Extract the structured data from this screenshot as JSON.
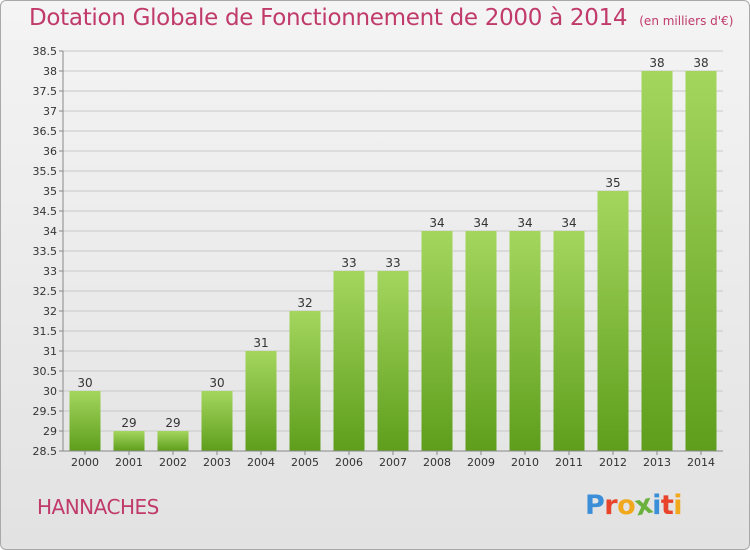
{
  "header": {
    "title": "Dotation Globale de Fonctionnement de 2000 à 2014",
    "subtitle": "(en milliers d'€)"
  },
  "footer": {
    "commune": "HANNACHES",
    "logo_letters": [
      "P",
      "r",
      "o",
      "x",
      "i",
      "t",
      "i"
    ],
    "logo_colors": [
      "#3b8fd9",
      "#e8432b",
      "#f2a81d",
      "#6ab23d",
      "#3b8fd9",
      "#e8432b",
      "#f2a81d"
    ]
  },
  "colors": {
    "bar_top": "#a4d65e",
    "bar_bottom": "#5e9e1c",
    "accent_text": "#c03a6a",
    "grid": "#c8c8c8"
  },
  "chart_data": {
    "type": "bar",
    "title": "Dotation Globale de Fonctionnement de 2000 à 2014",
    "subtitle": "(en milliers d'€)",
    "categories": [
      "2000",
      "2001",
      "2002",
      "2003",
      "2004",
      "2005",
      "2006",
      "2007",
      "2008",
      "2009",
      "2010",
      "2011",
      "2012",
      "2013",
      "2014"
    ],
    "values": [
      30,
      29,
      29,
      30,
      31,
      32,
      33,
      33,
      34,
      34,
      34,
      34,
      35,
      38,
      38
    ],
    "labels": [
      "30",
      "29",
      "29",
      "30",
      "31",
      "32",
      "33",
      "33",
      "34",
      "34",
      "34",
      "34",
      "35",
      "38",
      "38"
    ],
    "ylim": [
      28.5,
      38.5
    ],
    "yticks": [
      28.5,
      29,
      29.5,
      30,
      30.5,
      31,
      31.5,
      32,
      32.5,
      33,
      33.5,
      34,
      34.5,
      35,
      35.5,
      36,
      36.5,
      37,
      37.5,
      38,
      38.5
    ],
    "ytick_labels": [
      "28.5",
      "29",
      "29.5",
      "30",
      "30.5",
      "31",
      "31.5",
      "32",
      "32.5",
      "33",
      "33.5",
      "34",
      "34.5",
      "35",
      "35.5",
      "36",
      "36.5",
      "37",
      "37.5",
      "38",
      "38.5"
    ],
    "xlabel": "",
    "ylabel": "",
    "grid": true
  }
}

____

_WHAT YOU NEED TO DO:_
Repeat the material above verbatim. Leave the pictures behind.

_EXERCISE RESULT:_
Extract the structured data from this screenshot as JSON.
{
  "header": {
    "title": "Dotation Globale de Fonctionnement de 2000 à 2014",
    "subtitle": "(en milliers d'€)"
  },
  "footer": {
    "commune": "HANNACHES",
    "logo_letters": [
      "P",
      "r",
      "o",
      "x",
      "i",
      "t",
      "i"
    ],
    "logo_colors": [
      "#3b8fd9",
      "#e8432b",
      "#f2a81d",
      "#6ab23d",
      "#3b8fd9",
      "#e8432b",
      "#f2a81d"
    ]
  },
  "colors": {
    "bar_top": "#a4d65e",
    "bar_bottom": "#5e9e1c",
    "accent_text": "#c03a6a",
    "grid": "#c8c8c8"
  },
  "chart_data": {
    "type": "bar",
    "title": "Dotation Globale de Fonctionnement de 2000 à 2014",
    "subtitle": "(en milliers d'€)",
    "categories": [
      "2000",
      "2001",
      "2002",
      "2003",
      "2004",
      "2005",
      "2006",
      "2007",
      "2008",
      "2009",
      "2010",
      "2011",
      "2012",
      "2013",
      "2014"
    ],
    "values": [
      30,
      29,
      29,
      30,
      31,
      32,
      33,
      33,
      34,
      34,
      34,
      34,
      35,
      38,
      38
    ],
    "labels": [
      "30",
      "29",
      "29",
      "30",
      "31",
      "32",
      "33",
      "33",
      "34",
      "34",
      "34",
      "34",
      "35",
      "38",
      "38"
    ],
    "ylim": [
      28.5,
      38.5
    ],
    "yticks": [
      28.5,
      29,
      29.5,
      30,
      30.5,
      31,
      31.5,
      32,
      32.5,
      33,
      33.5,
      34,
      34.5,
      35,
      35.5,
      36,
      36.5,
      37,
      37.5,
      38,
      38.5
    ],
    "ytick_labels": [
      "28.5",
      "29",
      "29.5",
      "30",
      "30.5",
      "31",
      "31.5",
      "32",
      "32.5",
      "33",
      "33.5",
      "34",
      "34.5",
      "35",
      "35.5",
      "36",
      "36.5",
      "37",
      "37.5",
      "38",
      "38.5"
    ],
    "xlabel": "",
    "ylabel": "",
    "grid": true
  }
}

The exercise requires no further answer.